### CHALLENGE
Report all lines holding "caption".

### ENTRIES PROVIDED
>> begin

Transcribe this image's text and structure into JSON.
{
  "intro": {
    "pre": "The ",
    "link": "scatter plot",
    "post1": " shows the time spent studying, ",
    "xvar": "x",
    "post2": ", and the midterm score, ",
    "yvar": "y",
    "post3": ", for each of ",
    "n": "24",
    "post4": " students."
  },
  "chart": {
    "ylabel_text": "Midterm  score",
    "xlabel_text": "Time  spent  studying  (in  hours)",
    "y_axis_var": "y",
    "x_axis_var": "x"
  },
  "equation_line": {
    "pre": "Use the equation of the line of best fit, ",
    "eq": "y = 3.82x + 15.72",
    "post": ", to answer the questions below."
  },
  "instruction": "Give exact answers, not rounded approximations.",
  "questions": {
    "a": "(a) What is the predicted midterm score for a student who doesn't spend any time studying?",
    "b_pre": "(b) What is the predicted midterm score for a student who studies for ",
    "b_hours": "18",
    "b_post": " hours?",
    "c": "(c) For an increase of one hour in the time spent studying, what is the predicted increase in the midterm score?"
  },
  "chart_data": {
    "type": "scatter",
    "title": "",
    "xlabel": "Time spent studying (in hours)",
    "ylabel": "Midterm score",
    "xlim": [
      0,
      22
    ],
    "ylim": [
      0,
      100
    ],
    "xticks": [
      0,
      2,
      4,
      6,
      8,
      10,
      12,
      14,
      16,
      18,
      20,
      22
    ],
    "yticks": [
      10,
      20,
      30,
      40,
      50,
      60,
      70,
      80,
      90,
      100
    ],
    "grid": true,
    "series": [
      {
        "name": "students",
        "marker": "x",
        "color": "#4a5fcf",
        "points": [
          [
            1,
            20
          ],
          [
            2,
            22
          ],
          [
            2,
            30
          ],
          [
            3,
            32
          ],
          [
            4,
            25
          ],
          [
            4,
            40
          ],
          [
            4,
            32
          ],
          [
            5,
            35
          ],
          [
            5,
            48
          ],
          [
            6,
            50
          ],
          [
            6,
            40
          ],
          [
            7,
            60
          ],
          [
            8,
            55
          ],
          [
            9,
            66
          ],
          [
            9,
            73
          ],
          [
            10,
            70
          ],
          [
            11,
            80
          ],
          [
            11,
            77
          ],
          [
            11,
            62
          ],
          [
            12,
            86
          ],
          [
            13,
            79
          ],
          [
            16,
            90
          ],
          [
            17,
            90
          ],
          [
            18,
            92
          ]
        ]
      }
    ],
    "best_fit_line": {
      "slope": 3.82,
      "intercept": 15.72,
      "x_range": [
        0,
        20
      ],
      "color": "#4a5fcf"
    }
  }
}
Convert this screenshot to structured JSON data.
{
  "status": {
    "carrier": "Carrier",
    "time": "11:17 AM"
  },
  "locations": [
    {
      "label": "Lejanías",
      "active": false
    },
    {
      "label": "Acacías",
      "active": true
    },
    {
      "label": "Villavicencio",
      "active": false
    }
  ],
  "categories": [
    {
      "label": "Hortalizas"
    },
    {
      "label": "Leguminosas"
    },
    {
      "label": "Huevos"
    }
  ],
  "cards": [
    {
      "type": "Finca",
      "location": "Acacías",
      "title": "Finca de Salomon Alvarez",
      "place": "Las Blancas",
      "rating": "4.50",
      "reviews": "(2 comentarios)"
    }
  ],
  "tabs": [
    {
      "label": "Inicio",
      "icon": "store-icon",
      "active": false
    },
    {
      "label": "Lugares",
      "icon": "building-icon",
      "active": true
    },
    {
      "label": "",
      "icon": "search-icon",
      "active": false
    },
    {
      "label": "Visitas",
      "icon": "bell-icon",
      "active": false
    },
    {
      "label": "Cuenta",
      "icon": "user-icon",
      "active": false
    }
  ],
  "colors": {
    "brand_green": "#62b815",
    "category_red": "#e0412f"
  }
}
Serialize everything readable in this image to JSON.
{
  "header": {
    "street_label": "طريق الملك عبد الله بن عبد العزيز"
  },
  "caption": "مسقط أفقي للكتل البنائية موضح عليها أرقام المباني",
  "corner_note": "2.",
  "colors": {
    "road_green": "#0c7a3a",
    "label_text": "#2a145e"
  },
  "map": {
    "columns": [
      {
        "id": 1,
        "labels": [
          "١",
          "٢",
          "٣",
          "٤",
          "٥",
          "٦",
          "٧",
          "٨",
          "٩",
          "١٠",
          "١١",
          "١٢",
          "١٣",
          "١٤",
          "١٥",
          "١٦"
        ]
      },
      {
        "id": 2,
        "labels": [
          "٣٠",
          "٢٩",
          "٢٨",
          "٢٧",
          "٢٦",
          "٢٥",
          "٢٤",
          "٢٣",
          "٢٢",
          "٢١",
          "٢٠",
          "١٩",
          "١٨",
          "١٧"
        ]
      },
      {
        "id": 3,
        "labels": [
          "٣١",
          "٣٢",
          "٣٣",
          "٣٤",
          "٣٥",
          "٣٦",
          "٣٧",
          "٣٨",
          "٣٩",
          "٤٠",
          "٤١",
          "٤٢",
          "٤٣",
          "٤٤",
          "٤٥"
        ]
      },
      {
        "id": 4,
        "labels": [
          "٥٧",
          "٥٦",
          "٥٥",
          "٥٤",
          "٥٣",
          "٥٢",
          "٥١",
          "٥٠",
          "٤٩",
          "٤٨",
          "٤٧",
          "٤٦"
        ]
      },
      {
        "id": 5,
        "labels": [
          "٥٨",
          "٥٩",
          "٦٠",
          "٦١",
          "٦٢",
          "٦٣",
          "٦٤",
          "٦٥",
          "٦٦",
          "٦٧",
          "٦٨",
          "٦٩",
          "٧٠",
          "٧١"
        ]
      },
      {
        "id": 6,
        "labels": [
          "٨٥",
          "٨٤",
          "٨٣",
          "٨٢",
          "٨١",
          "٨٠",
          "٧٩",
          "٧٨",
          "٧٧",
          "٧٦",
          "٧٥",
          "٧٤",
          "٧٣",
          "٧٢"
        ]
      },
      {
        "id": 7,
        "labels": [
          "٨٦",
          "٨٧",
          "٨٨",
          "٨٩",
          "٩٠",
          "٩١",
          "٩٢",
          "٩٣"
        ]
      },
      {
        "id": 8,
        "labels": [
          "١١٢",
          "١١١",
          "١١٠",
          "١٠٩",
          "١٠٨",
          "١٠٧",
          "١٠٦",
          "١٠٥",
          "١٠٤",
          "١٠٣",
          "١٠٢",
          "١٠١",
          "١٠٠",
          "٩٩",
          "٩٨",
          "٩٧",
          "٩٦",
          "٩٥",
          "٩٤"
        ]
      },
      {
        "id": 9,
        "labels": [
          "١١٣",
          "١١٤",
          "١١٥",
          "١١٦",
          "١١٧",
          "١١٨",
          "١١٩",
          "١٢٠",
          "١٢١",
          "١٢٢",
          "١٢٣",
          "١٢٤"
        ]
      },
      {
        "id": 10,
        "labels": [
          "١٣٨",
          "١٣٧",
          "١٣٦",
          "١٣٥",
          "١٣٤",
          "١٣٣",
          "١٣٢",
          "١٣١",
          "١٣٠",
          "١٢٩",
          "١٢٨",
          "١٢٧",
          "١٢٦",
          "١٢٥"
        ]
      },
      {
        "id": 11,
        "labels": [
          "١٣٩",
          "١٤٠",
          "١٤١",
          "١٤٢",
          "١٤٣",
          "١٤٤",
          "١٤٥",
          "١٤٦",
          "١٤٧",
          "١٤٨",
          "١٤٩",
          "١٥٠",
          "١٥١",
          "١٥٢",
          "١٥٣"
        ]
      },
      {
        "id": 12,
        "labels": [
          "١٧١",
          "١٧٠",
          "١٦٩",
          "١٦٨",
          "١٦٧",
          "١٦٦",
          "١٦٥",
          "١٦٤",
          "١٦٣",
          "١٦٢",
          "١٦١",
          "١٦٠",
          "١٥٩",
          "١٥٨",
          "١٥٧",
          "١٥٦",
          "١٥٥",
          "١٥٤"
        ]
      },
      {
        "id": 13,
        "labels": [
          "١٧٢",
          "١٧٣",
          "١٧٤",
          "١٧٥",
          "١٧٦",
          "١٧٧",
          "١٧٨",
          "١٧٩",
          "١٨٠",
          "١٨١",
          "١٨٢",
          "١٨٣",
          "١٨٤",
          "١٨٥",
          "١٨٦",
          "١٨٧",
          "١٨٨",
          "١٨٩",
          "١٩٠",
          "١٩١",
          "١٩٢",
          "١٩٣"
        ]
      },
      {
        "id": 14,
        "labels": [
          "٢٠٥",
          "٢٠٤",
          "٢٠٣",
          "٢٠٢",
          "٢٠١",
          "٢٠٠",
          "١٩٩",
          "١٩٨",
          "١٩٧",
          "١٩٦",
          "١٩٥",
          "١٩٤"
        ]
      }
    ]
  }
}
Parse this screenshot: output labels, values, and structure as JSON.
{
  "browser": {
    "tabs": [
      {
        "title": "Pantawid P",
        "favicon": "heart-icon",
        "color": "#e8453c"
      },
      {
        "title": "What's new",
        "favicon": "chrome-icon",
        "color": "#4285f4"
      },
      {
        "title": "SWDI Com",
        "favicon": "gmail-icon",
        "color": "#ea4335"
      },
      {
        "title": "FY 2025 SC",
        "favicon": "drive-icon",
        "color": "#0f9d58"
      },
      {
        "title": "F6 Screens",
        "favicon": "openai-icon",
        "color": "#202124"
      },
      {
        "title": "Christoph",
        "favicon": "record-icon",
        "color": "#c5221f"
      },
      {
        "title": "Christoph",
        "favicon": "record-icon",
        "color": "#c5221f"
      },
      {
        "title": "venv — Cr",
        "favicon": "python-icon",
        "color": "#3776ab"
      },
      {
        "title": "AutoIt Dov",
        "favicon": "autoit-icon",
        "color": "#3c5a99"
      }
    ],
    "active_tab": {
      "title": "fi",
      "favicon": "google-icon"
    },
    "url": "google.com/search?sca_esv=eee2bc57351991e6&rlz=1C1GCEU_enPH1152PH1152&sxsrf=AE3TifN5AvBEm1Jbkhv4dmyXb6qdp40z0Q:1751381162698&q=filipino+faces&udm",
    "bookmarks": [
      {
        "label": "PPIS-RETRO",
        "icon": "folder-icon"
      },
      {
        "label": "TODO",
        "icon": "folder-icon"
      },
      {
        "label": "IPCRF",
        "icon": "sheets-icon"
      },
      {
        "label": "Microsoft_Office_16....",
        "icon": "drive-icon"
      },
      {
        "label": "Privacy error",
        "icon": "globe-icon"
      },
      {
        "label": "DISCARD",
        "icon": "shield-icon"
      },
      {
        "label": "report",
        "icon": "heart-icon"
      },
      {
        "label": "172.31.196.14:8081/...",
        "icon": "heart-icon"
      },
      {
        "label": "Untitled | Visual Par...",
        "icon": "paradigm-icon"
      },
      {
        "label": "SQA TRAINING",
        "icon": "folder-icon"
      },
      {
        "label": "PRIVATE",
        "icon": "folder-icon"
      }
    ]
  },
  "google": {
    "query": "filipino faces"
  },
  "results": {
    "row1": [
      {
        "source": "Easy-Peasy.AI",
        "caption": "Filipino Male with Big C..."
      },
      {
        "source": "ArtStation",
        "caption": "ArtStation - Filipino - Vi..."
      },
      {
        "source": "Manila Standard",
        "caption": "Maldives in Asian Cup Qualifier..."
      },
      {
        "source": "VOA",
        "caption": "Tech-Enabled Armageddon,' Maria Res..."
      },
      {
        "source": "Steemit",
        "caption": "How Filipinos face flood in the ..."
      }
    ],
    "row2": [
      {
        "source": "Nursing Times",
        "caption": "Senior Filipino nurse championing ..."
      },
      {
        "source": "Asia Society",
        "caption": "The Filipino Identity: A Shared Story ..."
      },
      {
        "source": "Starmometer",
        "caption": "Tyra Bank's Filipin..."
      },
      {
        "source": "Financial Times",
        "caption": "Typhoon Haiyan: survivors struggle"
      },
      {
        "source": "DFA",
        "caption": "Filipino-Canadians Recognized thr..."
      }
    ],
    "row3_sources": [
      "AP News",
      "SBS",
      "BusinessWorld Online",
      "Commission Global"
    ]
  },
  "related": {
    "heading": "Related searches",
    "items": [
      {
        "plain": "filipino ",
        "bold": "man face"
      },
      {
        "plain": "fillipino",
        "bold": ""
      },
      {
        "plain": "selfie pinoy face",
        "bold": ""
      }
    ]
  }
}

>> end

### RESULT OF THIS TASK
  "caption": "مسقط أفقي للكتل البنائية موضح عليها أرقام المباني",
        "caption": "Filipino Male with Big C..."
        "caption": "ArtStation - Filipino - Vi..."
        "caption": "Maldives in Asian Cup Qualifier..."
        "caption": "Tech-Enabled Armageddon,' Maria Res..."
        "caption": "How Filipinos face flood in the ..."
        "caption": "Senior Filipino nurse championing ..."
        "caption": "The Filipino Identity: A Shared Story ..."
        "caption": "Tyra Bank's Filipin..."
        "caption": "Typhoon Haiyan: survivors struggle"
        "caption": "Filipino-Canadians Recognized thr..."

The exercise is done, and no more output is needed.